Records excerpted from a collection
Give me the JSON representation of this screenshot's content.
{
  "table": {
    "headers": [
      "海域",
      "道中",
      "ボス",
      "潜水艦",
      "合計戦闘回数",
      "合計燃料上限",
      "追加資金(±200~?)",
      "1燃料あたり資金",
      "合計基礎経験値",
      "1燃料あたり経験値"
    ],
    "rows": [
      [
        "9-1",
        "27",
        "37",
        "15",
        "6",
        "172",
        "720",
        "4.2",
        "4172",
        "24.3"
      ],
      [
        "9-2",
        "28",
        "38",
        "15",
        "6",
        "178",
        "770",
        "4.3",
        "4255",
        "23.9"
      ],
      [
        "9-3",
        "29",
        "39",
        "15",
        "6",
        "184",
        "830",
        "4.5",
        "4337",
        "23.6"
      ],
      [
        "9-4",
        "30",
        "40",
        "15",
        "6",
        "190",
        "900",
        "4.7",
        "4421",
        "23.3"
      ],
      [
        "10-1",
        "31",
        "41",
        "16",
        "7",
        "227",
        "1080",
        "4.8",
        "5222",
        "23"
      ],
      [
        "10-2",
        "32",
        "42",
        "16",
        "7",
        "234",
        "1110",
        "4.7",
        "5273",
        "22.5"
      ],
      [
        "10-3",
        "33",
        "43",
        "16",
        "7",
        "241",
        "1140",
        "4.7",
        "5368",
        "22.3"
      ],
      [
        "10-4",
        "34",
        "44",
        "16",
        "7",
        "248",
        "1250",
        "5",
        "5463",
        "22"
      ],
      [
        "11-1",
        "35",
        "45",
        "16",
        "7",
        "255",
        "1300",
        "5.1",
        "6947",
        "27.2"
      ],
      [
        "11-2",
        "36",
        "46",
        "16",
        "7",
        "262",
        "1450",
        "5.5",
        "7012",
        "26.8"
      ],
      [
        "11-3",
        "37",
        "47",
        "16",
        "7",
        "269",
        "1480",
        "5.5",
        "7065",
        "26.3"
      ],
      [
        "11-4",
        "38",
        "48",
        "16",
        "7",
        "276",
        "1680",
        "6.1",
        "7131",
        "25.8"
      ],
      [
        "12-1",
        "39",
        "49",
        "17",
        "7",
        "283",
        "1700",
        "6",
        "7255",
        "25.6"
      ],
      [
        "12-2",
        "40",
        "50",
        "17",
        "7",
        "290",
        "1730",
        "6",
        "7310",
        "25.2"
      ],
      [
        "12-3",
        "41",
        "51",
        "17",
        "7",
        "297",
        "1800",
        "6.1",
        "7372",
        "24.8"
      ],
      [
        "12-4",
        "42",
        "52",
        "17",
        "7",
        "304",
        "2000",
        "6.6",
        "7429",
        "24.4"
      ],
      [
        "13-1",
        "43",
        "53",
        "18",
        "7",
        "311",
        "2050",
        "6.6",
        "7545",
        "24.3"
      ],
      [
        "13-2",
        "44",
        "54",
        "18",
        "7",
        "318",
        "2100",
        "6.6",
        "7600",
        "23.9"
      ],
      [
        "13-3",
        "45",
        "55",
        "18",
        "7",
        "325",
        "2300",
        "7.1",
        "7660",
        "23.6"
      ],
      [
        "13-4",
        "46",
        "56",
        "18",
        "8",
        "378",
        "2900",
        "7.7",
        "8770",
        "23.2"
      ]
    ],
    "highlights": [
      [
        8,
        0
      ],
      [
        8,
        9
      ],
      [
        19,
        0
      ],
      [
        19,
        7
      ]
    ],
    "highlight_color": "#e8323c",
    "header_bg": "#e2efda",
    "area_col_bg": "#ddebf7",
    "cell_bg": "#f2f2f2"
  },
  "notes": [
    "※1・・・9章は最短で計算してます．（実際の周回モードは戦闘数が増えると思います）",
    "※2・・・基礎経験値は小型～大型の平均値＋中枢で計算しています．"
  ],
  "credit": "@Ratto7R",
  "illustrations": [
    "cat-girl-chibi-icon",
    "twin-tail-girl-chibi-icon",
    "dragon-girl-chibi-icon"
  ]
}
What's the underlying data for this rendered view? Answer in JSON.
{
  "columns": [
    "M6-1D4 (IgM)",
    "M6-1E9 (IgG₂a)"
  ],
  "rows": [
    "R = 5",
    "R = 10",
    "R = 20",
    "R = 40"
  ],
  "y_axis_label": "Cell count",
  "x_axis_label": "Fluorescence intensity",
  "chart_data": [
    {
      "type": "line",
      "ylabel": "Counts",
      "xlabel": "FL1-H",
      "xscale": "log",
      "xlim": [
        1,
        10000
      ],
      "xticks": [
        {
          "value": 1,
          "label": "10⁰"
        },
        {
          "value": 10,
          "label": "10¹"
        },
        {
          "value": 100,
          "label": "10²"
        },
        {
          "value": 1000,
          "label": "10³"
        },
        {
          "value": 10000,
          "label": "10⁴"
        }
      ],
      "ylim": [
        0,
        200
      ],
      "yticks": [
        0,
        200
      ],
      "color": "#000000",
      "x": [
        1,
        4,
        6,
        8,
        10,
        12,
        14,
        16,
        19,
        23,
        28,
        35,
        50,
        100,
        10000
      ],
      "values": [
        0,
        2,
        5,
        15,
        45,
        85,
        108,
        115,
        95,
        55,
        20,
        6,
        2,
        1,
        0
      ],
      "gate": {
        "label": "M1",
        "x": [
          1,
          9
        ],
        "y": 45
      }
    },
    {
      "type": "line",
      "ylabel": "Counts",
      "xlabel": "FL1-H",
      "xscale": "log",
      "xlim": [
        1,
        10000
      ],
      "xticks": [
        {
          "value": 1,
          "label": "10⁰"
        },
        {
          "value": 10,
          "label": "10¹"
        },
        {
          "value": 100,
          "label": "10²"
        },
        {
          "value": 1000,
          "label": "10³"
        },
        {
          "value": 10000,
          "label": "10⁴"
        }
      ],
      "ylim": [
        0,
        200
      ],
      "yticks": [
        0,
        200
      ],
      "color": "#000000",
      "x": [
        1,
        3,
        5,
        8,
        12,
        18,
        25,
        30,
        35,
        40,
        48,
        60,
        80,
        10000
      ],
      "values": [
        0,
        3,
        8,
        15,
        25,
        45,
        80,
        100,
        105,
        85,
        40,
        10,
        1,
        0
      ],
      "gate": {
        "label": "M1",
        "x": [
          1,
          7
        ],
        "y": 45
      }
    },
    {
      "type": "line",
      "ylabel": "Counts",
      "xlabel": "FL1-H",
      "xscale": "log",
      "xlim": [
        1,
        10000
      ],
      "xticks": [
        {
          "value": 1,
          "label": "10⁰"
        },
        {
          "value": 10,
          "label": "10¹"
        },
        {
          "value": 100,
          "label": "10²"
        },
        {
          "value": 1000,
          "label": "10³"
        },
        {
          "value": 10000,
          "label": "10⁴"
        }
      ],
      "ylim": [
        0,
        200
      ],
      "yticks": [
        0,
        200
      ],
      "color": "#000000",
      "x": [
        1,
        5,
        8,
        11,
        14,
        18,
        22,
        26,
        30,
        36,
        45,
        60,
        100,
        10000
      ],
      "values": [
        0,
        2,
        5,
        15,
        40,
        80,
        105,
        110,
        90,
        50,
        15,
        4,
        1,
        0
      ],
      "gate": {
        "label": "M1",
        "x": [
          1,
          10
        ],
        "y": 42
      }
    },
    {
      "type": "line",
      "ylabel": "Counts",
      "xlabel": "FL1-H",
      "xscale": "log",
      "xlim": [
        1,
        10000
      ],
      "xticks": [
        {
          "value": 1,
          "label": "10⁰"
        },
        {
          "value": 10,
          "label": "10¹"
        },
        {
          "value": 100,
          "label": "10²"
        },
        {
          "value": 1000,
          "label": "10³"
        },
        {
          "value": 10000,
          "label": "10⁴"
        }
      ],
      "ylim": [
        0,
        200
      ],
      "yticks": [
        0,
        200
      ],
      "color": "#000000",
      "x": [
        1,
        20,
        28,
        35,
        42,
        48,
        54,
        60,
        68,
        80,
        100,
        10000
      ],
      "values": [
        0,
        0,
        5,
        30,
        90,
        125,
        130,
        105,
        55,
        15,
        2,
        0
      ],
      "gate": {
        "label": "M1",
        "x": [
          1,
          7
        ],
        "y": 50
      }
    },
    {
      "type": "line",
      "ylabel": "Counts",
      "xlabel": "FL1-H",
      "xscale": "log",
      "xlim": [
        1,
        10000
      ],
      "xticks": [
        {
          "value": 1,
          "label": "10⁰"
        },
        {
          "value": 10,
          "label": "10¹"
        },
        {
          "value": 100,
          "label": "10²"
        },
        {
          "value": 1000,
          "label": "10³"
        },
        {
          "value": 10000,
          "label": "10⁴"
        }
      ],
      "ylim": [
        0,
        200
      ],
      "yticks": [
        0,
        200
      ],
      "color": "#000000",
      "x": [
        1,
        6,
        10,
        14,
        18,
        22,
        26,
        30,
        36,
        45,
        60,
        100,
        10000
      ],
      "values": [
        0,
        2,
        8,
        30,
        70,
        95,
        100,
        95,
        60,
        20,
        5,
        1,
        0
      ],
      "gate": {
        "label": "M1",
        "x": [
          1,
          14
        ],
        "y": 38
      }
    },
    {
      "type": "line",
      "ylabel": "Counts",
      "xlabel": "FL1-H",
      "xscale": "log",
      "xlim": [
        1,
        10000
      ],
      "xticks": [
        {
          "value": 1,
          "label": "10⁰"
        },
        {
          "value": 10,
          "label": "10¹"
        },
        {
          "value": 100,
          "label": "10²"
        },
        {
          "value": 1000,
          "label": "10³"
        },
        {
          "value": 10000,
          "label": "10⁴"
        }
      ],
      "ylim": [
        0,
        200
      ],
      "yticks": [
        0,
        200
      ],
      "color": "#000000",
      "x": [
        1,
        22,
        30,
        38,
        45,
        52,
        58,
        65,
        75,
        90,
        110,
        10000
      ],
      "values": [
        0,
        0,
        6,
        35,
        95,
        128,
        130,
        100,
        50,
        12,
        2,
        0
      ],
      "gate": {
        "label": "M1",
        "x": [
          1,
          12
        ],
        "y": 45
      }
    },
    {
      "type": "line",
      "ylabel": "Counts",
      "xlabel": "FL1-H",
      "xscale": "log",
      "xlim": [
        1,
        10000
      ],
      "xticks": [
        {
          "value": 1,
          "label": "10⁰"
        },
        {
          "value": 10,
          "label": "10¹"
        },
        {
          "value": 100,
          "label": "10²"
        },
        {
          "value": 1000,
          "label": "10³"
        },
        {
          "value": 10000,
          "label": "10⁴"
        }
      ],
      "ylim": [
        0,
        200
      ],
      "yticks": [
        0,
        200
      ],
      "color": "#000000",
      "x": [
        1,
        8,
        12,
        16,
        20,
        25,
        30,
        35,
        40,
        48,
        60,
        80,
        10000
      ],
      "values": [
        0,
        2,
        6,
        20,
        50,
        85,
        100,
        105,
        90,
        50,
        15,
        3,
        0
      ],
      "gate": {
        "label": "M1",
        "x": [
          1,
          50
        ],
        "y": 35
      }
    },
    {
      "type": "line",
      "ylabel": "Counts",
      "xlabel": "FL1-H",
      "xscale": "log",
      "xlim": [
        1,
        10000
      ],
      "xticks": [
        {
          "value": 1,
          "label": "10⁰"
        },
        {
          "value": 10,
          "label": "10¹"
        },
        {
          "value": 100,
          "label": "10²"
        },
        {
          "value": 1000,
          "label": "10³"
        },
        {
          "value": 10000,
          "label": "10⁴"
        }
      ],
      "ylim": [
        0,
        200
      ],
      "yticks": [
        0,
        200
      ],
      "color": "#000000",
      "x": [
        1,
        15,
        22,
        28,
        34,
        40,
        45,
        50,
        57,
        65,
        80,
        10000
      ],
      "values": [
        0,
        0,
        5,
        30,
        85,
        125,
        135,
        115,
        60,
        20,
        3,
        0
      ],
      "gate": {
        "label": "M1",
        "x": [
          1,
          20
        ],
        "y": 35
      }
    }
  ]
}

Exercise task:
Check each line above for the string "icon", then copy the ones that have it.

Complete output:
    "cat-girl-chibi-icon",
    "twin-tail-girl-chibi-icon",
    "dragon-girl-chibi-icon"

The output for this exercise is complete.